Directive =
Transcribe the entries below exactly; leave every image out.

-------------------------

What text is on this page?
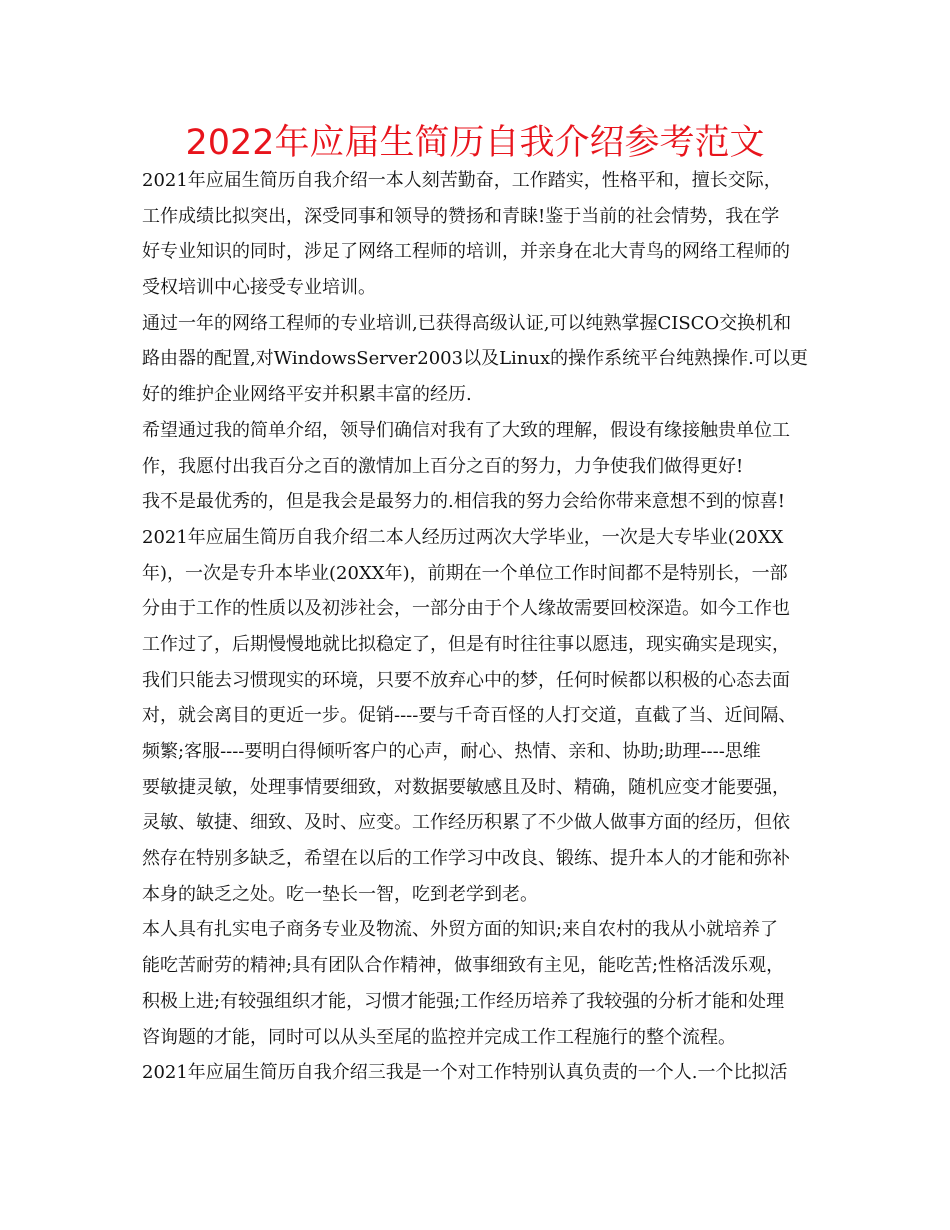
2022年应届生简历自我介绍参考范文
2021年应届生简历自我介绍一本人刻苦勤奋，工作踏实，性格平和，擅长交际，
工作成绩比拟突出，深受同事和领导的赞扬和青睐!鉴于当前的社会情势，我在学
好专业知识的同时，涉足了网络工程师的培训，并亲身在北大青鸟的网络工程师的
受权培训中心接受专业培训。
通过一年的网络工程师的专业培训,已获得高级认证,可以纯熟掌握CISCO交换机和
路由器的配置,对WindowsServer2003以及Linux的操作系统平台纯熟操作.可以更
好的维护企业网络平安并积累丰富的经历.
希望通过我的简单介绍，领导们确信对我有了大致的理解，假设有缘接触贵单位工
作，我愿付出我百分之百的激情加上百分之百的努力，力争使我们做得更好!
我不是最优秀的，但是我会是最努力的.相信我的努力会给你带来意想不到的惊喜!
2021年应届生简历自我介绍二本人经历过两次大学毕业，一次是大专毕业(20XX
年)，一次是专升本毕业(20XX年)，前期在一个单位工作时间都不是特别长，一部
分由于工作的性质以及初涉社会，一部分由于个人缘故需要回校深造。如今工作也
工作过了，后期慢慢地就比拟稳定了，但是有时往往事以愿违，现实确实是现实，
我们只能去习惯现实的环境，只要不放弃心中的梦，任何时候都以积极的心态去面
对，就会离目的更近一步。促销----要与千奇百怪的人打交道，直截了当、近间隔、
频繁;客服----要明白得倾听客户的心声，耐心、热情、亲和、协助;助理----思维
要敏捷灵敏，处理事情要细致，对数据要敏感且及时、精确，随机应变才能要强，
灵敏、敏捷、细致、及时、应变。工作经历积累了不少做人做事方面的经历，但依
然存在特别多缺乏，希望在以后的工作学习中改良、锻练、提升本人的才能和弥补
本身的缺乏之处。吃一垫长一智，吃到老学到老。
本人具有扎实电子商务专业及物流、外贸方面的知识;来自农村的我从小就培养了
能吃苦耐劳的精神;具有团队合作精神，做事细致有主见，能吃苦;性格活泼乐观，
积极上进;有较强组织才能，习惯才能强;工作经历培养了我较强的分析才能和处理
咨询题的才能，同时可以从头至尾的监控并完成工作工程施行的整个流程。
2021年应届生简历自我介绍三我是一个对工作特别认真负责的一个人.一个比拟活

-------------------------

Correct response =
What text is on this page?
2022年应届生简历自我介绍参考范文
2021年应届生简历自我介绍一本人刻苦勤奋，工作踏实，性格平和，擅长交际，
工作成绩比拟突出，深受同事和领导的赞扬和青睐!鉴于当前的社会情势，我在学
好专业知识的同时，涉足了网络工程师的培训，并亲身在北大青鸟的网络工程师的
受权培训中心接受专业培训。
通过一年的网络工程师的专业培训,已获得高级认证,可以纯熟掌握CISCO交换机和
路由器的配置,对WindowsServer2003以及Linux的操作系统平台纯熟操作.可以更
好的维护企业网络平安并积累丰富的经历.
希望通过我的简单介绍，领导们确信对我有了大致的理解，假设有缘接触贵单位工
作，我愿付出我百分之百的激情加上百分之百的努力，力争使我们做得更好!
我不是最优秀的，但是我会是最努力的.相信我的努力会给你带来意想不到的惊喜!
2021年应届生简历自我介绍二本人经历过两次大学毕业，一次是大专毕业(20XX
年)，一次是专升本毕业(20XX年)，前期在一个单位工作时间都不是特别长，一部
分由于工作的性质以及初涉社会，一部分由于个人缘故需要回校深造。如今工作也
工作过了，后期慢慢地就比拟稳定了，但是有时往往事以愿违，现实确实是现实，
我们只能去习惯现实的环境，只要不放弃心中的梦，任何时候都以积极的心态去面
对，就会离目的更近一步。促销----要与千奇百怪的人打交道，直截了当、近间隔、
频繁;客服----要明白得倾听客户的心声，耐心、热情、亲和、协助;助理----思维
要敏捷灵敏，处理事情要细致，对数据要敏感且及时、精确，随机应变才能要强，
灵敏、敏捷、细致、及时、应变。工作经历积累了不少做人做事方面的经历，但依
然存在特别多缺乏，希望在以后的工作学习中改良、锻练、提升本人的才能和弥补
本身的缺乏之处。吃一垫长一智，吃到老学到老。
本人具有扎实电子商务专业及物流、外贸方面的知识;来自农村的我从小就培养了
能吃苦耐劳的精神;具有团队合作精神，做事细致有主见，能吃苦;性格活泼乐观，
积极上进;有较强组织才能，习惯才能强;工作经历培养了我较强的分析才能和处理
咨询题的才能，同时可以从头至尾的监控并完成工作工程施行的整个流程。
2021年应届生简历自我介绍三我是一个对工作特别认真负责的一个人.一个比拟活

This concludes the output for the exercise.